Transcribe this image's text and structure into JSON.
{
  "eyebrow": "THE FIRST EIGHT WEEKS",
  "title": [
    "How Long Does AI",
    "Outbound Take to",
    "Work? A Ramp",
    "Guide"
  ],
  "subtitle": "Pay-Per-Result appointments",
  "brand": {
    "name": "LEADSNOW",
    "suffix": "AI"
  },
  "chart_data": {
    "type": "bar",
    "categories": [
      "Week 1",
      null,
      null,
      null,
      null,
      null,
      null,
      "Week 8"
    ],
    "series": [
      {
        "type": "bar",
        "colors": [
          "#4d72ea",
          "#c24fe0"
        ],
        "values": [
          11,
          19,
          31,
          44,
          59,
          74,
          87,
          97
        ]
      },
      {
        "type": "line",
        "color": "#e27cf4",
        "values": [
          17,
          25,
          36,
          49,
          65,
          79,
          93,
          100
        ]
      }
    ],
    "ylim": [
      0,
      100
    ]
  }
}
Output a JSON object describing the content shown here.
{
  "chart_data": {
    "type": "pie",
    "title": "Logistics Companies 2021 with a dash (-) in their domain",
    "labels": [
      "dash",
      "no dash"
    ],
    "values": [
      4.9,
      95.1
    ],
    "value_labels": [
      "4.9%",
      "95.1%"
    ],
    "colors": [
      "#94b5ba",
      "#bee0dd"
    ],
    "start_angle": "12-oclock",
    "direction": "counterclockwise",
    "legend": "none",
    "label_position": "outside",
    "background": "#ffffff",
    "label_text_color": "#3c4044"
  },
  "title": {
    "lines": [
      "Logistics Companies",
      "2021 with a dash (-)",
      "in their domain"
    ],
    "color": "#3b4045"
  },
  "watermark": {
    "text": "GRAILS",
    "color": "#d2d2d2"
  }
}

▬▬▬▬▬▬

> **What you need to do**
Lines containing "their" are to be counted. State the total and add nothing.

> **Full solution**
2